**GOAL:** Exactly reproduce each record listed below.

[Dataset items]

***

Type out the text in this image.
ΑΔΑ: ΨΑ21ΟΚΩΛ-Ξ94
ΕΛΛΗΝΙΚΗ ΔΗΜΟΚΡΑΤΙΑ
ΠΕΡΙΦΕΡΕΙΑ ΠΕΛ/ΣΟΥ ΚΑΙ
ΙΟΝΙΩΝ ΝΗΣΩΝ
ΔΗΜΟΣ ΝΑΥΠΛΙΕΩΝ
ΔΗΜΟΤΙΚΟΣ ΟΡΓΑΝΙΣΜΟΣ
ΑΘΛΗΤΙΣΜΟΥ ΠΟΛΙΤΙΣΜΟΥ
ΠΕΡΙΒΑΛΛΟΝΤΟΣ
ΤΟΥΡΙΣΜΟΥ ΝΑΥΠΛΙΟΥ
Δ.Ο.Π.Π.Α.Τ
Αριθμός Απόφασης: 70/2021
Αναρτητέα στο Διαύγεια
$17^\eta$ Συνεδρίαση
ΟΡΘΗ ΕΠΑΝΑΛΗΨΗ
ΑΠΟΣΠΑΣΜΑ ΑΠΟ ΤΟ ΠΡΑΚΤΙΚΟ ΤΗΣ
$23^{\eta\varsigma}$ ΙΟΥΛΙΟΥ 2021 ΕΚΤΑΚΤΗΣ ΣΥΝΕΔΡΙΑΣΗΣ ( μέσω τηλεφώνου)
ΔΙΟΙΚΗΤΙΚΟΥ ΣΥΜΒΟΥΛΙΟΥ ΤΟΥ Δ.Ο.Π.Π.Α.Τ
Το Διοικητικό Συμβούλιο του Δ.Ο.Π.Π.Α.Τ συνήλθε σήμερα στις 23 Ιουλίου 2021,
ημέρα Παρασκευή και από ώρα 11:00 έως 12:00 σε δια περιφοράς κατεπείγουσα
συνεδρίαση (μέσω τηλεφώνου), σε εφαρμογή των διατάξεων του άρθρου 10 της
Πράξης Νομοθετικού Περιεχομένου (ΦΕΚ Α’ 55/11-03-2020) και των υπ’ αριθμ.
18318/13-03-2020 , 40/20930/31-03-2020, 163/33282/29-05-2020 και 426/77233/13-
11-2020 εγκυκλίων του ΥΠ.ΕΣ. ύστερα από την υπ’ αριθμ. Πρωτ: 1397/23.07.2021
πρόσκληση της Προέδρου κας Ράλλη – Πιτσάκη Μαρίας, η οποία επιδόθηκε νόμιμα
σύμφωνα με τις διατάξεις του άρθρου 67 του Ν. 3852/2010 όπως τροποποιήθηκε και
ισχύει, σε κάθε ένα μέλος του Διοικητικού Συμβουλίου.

***

**EXERCISE RESPONSE:**
Type out the text in this image.
ΑΔΑ: ΨΑ21ΟΚΩΛ-Ξ94
ΕΛΛΗΝΙΚΗ ΔΗΜΟΚΡΑΤΙΑ
ΠΕΡΙΦΕΡΕΙΑ ΠΕΛ/ΣΟΥ ΚΑΙ
ΙΟΝΙΩΝ ΝΗΣΩΝ
ΔΗΜΟΣ ΝΑΥΠΛΙΕΩΝ
ΔΗΜΟΤΙΚΟΣ ΟΡΓΑΝΙΣΜΟΣ
ΑΘΛΗΤΙΣΜΟΥ ΠΟΛΙΤΙΣΜΟΥ
ΠΕΡΙΒΑΛΛΟΝΤΟΣ
ΤΟΥΡΙΣΜΟΥ ΝΑΥΠΛΙΟΥ
Δ.Ο.Π.Π.Α.Τ
Αριθμός Απόφασης: 70/2021
Αναρτητέα στο Διαύγεια
$17^\eta$ Συνεδρίαση
ΟΡΘΗ ΕΠΑΝΑΛΗΨΗ
ΑΠΟΣΠΑΣΜΑ ΑΠΟ ΤΟ ΠΡΑΚΤΙΚΟ ΤΗΣ
$23^{\eta\varsigma}$ ΙΟΥΛΙΟΥ 2021 ΕΚΤΑΚΤΗΣ ΣΥΝΕΔΡΙΑΣΗΣ ( μέσω τηλεφώνου)
ΔΙΟΙΚΗΤΙΚΟΥ ΣΥΜΒΟΥΛΙΟΥ ΤΟΥ Δ.Ο.Π.Π.Α.Τ
Το Διοικητικό Συμβούλιο του Δ.Ο.Π.Π.Α.Τ συνήλθε σήμερα στις 23 Ιουλίου 2021,
ημέρα Παρασκευή και από ώρα 11:00 έως 12:00 σε δια περιφοράς κατεπείγουσα
συνεδρίαση (μέσω τηλεφώνου), σε εφαρμογή των διατάξεων του άρθρου 10 της
Πράξης Νομοθετικού Περιεχομένου (ΦΕΚ Α’ 55/11-03-2020) και των υπ’ αριθμ.
18318/13-03-2020 , 40/20930/31-03-2020, 163/33282/29-05-2020 και 426/77233/13-
11-2020 εγκυκλίων του ΥΠ.ΕΣ. ύστερα από την υπ’ αριθμ. Πρωτ: 1397/23.07.2021
πρόσκληση της Προέδρου κας Ράλλη – Πιτσάκη Μαρίας, η οποία επιδόθηκε νόμιμα
σύμφωνα με τις διατάξεις του άρθρου 67 του Ν. 3852/2010 όπως τροποποιήθηκε και
ισχύει, σε κάθε ένα μέλος του Διοικητικού Συμβουλίου.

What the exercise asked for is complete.